** WHAT IS BEING ASKED **
Extract each line where the string "Нілу" shows up.

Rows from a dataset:
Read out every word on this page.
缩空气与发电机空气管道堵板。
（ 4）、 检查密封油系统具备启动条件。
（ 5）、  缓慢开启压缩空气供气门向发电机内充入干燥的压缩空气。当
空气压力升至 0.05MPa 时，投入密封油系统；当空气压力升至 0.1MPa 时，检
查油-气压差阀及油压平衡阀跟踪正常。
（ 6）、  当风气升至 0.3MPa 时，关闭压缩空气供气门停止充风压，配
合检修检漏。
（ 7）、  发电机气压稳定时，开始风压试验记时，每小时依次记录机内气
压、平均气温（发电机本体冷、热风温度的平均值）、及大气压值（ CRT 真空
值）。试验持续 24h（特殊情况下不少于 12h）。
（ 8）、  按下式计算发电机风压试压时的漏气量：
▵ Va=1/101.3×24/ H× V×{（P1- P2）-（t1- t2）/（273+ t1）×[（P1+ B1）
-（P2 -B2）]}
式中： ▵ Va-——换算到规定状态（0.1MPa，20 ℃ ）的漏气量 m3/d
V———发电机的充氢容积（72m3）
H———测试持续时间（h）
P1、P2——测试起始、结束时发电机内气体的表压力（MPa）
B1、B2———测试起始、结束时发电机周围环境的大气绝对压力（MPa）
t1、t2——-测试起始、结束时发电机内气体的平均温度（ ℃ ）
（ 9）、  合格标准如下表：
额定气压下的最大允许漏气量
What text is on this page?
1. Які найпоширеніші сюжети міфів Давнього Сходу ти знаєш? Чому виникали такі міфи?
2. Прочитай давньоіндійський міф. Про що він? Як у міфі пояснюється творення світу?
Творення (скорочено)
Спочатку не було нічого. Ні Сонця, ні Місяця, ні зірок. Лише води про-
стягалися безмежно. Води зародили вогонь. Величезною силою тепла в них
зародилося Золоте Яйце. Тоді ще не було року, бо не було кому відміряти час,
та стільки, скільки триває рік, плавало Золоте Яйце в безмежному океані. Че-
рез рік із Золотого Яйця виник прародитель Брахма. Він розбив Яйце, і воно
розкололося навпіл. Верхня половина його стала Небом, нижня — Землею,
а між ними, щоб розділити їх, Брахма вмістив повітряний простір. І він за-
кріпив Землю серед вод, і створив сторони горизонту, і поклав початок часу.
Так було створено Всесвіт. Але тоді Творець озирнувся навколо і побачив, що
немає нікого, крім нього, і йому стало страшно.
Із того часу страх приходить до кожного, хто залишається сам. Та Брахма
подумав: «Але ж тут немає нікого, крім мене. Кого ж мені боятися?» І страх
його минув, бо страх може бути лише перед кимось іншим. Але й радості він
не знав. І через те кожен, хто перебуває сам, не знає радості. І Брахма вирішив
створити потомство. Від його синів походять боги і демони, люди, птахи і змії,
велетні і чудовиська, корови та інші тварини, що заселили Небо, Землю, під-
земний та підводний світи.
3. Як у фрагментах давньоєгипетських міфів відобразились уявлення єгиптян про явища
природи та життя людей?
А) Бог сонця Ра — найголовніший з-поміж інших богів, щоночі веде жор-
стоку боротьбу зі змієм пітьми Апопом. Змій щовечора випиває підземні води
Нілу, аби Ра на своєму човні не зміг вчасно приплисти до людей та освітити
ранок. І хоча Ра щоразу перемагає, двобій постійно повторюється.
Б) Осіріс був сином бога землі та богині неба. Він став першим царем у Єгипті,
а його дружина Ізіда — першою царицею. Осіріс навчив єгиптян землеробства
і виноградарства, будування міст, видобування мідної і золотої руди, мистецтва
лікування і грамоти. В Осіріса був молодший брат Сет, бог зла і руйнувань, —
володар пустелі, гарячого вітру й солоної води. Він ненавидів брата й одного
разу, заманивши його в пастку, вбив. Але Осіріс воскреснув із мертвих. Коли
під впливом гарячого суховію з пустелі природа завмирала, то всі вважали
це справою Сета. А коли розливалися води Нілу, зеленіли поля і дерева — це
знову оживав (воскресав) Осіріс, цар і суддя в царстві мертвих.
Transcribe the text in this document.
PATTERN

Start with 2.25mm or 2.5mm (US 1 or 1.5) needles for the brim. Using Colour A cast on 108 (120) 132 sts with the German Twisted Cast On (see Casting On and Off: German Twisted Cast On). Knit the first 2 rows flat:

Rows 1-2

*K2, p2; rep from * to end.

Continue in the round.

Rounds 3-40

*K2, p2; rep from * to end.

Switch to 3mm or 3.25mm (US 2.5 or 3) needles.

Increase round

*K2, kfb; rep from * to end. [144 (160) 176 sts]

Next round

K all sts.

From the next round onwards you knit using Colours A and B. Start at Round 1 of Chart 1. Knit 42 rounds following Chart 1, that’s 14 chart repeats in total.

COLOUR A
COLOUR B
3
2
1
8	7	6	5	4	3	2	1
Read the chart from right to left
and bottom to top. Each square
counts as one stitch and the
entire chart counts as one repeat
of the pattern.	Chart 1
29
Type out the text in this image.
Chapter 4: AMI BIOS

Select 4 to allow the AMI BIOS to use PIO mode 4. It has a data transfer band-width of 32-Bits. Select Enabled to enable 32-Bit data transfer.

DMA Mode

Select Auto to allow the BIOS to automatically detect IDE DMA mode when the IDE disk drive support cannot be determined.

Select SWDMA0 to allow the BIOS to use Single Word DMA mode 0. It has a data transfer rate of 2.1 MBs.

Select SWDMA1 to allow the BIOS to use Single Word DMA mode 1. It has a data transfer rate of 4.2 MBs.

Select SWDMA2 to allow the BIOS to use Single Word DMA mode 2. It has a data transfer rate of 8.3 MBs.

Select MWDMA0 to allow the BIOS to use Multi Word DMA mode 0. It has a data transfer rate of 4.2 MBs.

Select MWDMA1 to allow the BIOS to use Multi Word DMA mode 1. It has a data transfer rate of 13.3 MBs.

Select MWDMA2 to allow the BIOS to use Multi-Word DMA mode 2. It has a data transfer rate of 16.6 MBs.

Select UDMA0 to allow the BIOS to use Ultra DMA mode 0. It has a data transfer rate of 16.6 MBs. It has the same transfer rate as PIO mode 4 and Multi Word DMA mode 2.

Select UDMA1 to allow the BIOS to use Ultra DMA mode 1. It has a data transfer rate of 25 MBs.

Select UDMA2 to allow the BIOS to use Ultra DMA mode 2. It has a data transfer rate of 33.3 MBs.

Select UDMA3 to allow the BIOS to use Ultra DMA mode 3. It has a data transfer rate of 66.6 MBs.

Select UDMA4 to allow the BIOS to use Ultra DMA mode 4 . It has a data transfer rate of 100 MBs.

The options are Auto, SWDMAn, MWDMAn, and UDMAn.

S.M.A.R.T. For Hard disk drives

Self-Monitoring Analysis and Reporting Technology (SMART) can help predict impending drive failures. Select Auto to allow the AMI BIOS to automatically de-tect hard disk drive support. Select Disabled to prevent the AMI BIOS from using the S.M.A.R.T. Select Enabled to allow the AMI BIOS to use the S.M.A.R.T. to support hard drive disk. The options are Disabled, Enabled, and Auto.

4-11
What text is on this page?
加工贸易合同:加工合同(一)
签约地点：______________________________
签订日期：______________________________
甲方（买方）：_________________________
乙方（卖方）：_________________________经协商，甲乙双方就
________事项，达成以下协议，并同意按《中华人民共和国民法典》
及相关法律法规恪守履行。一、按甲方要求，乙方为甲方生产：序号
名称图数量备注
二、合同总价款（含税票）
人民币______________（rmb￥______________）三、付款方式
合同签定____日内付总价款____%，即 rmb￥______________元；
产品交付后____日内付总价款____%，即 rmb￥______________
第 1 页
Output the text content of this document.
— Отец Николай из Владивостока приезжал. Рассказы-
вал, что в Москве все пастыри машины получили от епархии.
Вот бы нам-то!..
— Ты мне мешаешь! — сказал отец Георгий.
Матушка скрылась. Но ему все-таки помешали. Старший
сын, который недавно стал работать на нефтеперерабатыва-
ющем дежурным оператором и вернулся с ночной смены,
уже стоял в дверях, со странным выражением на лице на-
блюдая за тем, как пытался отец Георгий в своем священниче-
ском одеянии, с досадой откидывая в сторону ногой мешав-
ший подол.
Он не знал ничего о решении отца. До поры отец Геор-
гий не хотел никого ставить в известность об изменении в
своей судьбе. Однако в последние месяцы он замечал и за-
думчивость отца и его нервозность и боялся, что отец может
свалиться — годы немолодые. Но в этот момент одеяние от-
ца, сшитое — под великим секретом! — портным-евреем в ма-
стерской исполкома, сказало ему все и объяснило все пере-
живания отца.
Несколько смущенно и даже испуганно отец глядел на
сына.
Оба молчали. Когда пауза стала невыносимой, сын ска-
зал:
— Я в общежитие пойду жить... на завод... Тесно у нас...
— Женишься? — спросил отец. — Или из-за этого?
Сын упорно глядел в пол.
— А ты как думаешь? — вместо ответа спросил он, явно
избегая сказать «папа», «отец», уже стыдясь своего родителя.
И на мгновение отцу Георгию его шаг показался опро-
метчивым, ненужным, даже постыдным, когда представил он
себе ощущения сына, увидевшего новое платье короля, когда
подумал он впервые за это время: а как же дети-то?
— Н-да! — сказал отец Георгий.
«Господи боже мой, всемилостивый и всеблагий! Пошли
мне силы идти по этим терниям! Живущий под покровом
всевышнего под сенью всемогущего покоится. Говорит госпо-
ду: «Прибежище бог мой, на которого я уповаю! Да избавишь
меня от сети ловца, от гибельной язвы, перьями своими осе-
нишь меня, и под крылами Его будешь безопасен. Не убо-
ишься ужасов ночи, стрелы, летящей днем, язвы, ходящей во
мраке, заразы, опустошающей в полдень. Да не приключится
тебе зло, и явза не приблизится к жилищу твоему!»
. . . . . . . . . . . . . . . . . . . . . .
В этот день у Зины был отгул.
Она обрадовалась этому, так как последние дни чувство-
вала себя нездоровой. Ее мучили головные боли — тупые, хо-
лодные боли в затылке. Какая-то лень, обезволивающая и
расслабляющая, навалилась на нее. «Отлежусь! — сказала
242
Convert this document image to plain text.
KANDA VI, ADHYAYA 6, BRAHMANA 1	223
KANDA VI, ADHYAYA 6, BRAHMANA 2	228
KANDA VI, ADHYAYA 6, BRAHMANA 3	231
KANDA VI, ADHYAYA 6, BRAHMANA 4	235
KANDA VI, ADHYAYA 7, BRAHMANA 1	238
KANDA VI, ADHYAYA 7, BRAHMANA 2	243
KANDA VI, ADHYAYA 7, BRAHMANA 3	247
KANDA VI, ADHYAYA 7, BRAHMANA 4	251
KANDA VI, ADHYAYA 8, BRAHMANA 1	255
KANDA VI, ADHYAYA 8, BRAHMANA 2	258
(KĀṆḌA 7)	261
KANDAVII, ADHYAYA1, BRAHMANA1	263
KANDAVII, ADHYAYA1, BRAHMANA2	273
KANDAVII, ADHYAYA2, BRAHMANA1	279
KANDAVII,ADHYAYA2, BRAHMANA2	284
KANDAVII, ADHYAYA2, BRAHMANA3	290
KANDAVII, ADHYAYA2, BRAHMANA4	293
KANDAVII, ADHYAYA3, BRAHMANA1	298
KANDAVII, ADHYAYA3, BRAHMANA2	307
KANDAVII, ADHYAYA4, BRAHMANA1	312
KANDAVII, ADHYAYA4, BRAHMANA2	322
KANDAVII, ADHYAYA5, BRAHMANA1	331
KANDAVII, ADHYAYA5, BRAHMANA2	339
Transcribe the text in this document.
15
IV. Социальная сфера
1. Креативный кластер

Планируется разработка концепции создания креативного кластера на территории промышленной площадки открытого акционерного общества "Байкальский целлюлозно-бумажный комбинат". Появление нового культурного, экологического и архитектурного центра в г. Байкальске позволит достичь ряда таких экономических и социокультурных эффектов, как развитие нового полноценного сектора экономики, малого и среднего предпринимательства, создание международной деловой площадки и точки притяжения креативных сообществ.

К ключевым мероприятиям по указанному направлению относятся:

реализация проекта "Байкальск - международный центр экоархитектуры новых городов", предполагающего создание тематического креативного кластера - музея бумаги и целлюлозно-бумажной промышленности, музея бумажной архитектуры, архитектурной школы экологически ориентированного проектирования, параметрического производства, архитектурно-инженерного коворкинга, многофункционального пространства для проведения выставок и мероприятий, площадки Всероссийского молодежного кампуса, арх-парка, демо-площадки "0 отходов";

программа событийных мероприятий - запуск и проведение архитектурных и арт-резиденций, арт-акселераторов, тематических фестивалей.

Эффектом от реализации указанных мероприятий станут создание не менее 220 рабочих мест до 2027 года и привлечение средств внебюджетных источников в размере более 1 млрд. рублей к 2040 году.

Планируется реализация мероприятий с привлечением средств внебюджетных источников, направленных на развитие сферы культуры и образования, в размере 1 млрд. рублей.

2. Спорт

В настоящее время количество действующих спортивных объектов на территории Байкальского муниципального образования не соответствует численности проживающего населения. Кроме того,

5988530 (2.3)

** SOLUTION TO THE EXERCISE **
Нілу, аби Ра на своєму човні не зміг вчасно приплисти до людей та освітити
це справою Сета. А коли розливалися води Нілу, зеленіли поля і дерева — це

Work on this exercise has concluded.